Task prompt: Identify each line below containing the string "label" and copy it.

>> BEGIN

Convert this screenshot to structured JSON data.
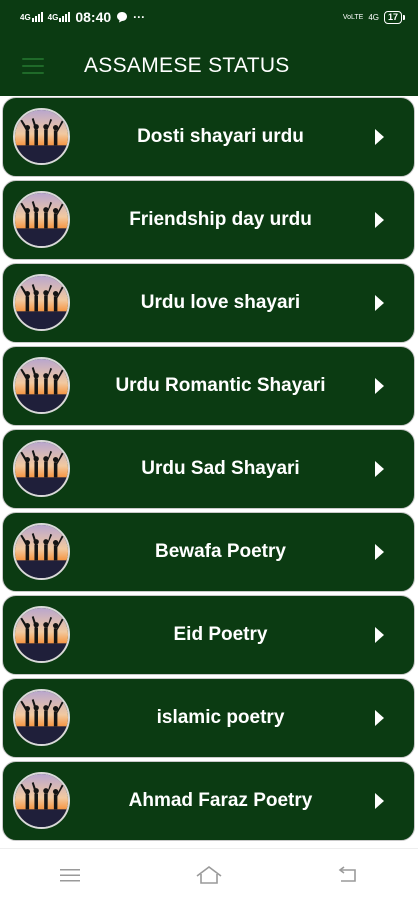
{
  "status_bar": {
    "signal1": "4G",
    "signal2": "4G",
    "time": "08:40",
    "extra": "···",
    "volte": "VoLTE",
    "network": "4G",
    "battery": "17"
  },
  "app_bar": {
    "title": "ASSAMESE STATUS",
    "menu_icon": "hamburger-menu-icon"
  },
  "list": {
    "items": [
      {
        "label": "Dosti shayari urdu"
      },
      {
        "label": "Friendship day urdu"
      },
      {
        "label": "Urdu love shayari"
      },
      {
        "label": "Urdu Romantic Shayari"
      },
      {
        "label": "Urdu Sad Shayari"
      },
      {
        "label": "Bewafa Poetry"
      },
      {
        "label": "Eid Poetry"
      },
      {
        "label": "islamic poetry"
      },
      {
        "label": "Ahmad Faraz Poetry"
      }
    ]
  },
  "nav_bar": {
    "icons": [
      "menu-icon",
      "home-icon",
      "back-icon"
    ]
  },
  "colors": {
    "primary_dark": "#0b3b12",
    "item_border": "#c9c9c9",
    "text": "#ffffff"
  }
}
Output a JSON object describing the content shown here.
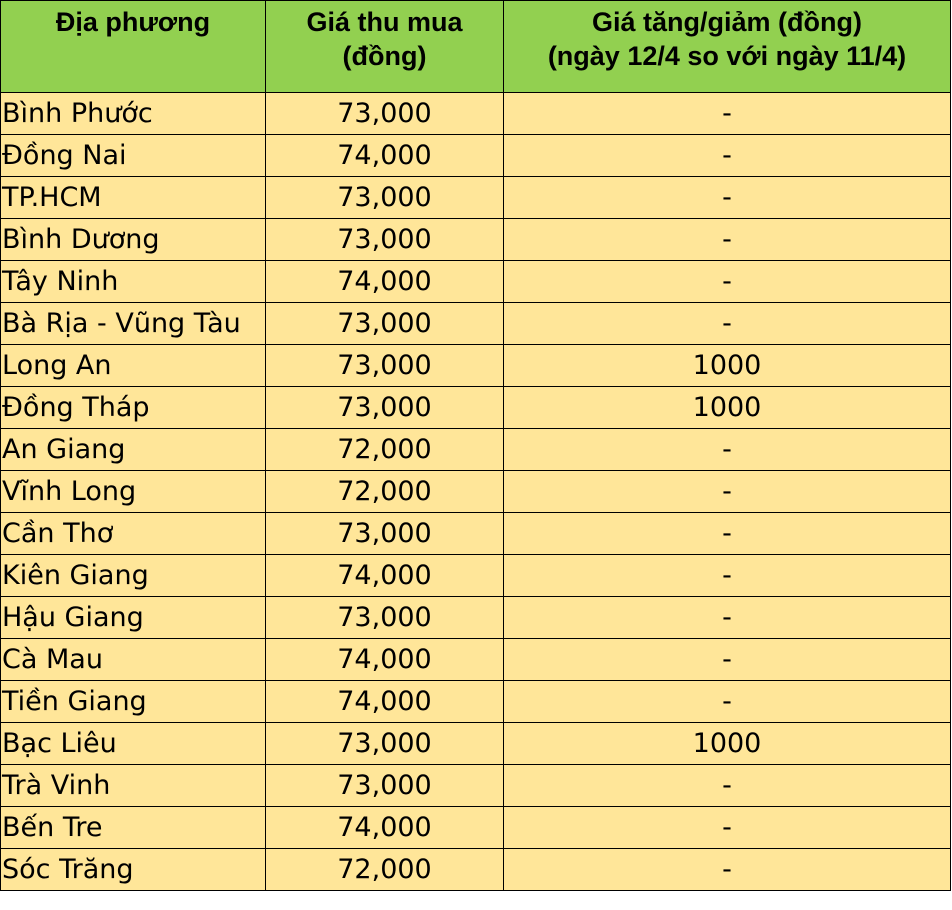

>> END

Task solution:
        "label": "Dosti shayari urdu"
        "label": "Friendship day urdu"
        "label": "Urdu love shayari"
        "label": "Urdu Romantic Shayari"
        "label": "Urdu Sad Shayari"
        "label": "Bewafa Poetry"
        "label": "Eid Poetry"
        "label": "islamic poetry"
        "label": "Ahmad Faraz Poetry"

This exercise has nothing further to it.